───── Available data ─────
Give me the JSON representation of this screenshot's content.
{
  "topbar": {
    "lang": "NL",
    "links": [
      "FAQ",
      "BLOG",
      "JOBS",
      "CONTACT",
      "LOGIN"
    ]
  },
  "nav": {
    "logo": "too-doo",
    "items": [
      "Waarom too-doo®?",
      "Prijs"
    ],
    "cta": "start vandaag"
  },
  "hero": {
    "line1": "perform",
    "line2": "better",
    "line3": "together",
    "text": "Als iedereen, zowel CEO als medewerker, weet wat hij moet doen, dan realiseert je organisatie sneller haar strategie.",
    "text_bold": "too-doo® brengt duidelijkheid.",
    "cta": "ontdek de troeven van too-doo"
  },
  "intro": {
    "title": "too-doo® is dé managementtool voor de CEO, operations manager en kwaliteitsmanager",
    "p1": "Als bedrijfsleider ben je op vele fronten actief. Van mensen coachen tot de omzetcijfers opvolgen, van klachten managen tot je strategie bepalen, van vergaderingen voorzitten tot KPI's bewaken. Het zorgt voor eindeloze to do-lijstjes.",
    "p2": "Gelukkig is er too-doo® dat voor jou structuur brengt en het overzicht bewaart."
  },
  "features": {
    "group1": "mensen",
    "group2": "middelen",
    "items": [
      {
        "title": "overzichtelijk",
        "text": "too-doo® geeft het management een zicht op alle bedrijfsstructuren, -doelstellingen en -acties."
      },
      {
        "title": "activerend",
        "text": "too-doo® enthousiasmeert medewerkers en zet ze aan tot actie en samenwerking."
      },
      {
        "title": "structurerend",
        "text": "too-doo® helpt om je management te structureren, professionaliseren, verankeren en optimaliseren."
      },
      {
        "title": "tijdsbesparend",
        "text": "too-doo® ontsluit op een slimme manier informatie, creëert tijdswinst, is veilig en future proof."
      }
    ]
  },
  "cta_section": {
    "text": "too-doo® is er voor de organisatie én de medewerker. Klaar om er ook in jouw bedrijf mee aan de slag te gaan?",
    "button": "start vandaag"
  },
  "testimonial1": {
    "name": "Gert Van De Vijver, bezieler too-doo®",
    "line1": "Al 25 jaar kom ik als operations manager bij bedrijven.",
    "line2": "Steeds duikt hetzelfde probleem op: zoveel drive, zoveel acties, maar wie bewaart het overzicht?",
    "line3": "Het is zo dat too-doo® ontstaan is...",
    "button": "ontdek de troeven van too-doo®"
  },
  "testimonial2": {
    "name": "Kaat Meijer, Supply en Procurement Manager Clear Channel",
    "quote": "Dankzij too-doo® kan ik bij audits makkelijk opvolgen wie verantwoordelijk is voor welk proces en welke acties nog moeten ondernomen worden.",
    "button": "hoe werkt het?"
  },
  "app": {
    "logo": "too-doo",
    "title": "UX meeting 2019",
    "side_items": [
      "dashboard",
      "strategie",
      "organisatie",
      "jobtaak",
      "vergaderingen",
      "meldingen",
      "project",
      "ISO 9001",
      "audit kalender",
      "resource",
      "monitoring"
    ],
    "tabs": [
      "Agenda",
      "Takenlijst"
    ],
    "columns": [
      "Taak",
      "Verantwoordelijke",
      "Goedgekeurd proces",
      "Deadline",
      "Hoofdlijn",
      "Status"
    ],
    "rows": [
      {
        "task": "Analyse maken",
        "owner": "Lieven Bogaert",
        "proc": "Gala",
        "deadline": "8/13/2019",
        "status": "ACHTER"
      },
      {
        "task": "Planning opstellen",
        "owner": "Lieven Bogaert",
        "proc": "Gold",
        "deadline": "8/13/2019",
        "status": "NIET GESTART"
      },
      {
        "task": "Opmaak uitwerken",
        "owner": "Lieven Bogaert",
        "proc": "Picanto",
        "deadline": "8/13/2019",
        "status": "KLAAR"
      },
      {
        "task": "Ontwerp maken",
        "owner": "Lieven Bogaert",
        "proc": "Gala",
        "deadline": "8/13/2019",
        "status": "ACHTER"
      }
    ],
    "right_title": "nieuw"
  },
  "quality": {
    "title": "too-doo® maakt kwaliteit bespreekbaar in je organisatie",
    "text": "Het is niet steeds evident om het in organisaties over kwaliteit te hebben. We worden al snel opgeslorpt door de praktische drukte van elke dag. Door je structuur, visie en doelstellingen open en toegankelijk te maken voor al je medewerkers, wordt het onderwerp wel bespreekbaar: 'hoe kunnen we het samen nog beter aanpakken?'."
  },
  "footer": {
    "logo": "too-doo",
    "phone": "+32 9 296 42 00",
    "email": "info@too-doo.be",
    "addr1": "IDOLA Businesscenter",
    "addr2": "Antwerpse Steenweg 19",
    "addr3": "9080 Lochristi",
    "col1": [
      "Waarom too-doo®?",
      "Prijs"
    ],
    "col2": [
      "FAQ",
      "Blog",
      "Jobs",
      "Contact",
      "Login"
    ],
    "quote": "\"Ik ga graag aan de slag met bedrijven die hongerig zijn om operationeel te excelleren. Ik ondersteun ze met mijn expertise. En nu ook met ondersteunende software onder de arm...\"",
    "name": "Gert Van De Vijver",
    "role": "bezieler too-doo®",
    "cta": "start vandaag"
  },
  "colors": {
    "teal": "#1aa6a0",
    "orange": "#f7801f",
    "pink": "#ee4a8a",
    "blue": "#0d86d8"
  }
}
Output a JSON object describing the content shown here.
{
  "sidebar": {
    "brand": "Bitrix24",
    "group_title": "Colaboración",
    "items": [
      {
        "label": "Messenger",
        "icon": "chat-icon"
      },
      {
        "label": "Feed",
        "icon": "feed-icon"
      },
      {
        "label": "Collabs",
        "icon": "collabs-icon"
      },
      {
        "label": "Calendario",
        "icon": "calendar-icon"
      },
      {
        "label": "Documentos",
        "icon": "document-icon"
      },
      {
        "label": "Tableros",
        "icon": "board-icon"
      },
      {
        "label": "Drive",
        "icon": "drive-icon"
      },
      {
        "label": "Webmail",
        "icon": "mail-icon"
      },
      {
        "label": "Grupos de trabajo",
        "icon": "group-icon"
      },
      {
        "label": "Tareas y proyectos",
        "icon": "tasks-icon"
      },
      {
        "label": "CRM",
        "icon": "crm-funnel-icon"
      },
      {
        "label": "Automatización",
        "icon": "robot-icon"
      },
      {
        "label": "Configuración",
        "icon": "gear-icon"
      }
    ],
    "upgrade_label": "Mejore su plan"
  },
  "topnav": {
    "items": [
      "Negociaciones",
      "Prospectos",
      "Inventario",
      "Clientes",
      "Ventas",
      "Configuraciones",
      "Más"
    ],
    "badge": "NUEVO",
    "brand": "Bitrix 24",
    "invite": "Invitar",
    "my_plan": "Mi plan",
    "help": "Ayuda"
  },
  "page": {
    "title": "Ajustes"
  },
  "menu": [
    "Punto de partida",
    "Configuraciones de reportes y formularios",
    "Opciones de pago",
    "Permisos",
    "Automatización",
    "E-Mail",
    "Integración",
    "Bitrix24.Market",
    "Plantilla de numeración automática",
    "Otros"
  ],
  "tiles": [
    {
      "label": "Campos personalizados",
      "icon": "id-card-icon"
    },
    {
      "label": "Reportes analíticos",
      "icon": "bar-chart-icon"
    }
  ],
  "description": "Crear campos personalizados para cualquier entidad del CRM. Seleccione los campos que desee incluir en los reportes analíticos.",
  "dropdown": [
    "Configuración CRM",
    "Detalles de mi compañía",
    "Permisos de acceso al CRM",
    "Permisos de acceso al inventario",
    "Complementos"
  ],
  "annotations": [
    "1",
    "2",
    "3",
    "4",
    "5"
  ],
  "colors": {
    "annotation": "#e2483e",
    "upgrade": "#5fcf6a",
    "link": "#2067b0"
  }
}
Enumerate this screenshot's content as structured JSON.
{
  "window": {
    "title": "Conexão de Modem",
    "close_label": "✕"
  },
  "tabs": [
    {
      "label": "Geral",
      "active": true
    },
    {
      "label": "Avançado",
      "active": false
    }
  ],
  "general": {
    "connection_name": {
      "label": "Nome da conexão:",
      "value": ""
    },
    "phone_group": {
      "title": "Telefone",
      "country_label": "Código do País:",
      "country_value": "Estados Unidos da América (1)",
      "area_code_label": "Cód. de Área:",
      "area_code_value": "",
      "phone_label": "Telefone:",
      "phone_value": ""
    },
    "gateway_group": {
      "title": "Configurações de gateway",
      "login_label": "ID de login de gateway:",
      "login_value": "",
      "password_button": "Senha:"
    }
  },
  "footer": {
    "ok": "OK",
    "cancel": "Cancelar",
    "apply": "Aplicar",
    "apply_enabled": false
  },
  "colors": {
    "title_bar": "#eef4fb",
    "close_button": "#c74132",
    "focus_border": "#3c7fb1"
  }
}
─────
The lines to quote run from the one containing "Enumerate this screenshot's" through the final line of the material above; please give them exactly, both ends included, and nothing else.

Enumerate this screenshot's content as structured JSON.
{
  "window": {
    "title": "Conexão de Modem",
    "close_label": "✕"
  },
  "tabs": [
    {
      "label": "Geral",
      "active": true
    },
    {
      "label": "Avançado",
      "active": false
    }
  ],
  "general": {
    "connection_name": {
      "label": "Nome da conexão:",
      "value": ""
    },
    "phone_group": {
      "title": "Telefone",
      "country_label": "Código do País:",
      "country_value": "Estados Unidos da América (1)",
      "area_code_label": "Cód. de Área:",
      "area_code_value": "",
      "phone_label": "Telefone:",
      "phone_value": ""
    },
    "gateway_group": {
      "title": "Configurações de gateway",
      "login_label": "ID de login de gateway:",
      "login_value": "",
      "password_button": "Senha:"
    }
  },
  "footer": {
    "ok": "OK",
    "cancel": "Cancelar",
    "apply": "Aplicar",
    "apply_enabled": false
  },
  "colors": {
    "title_bar": "#eef4fb",
    "close_button": "#c74132",
    "focus_border": "#3c7fb1"
  }
}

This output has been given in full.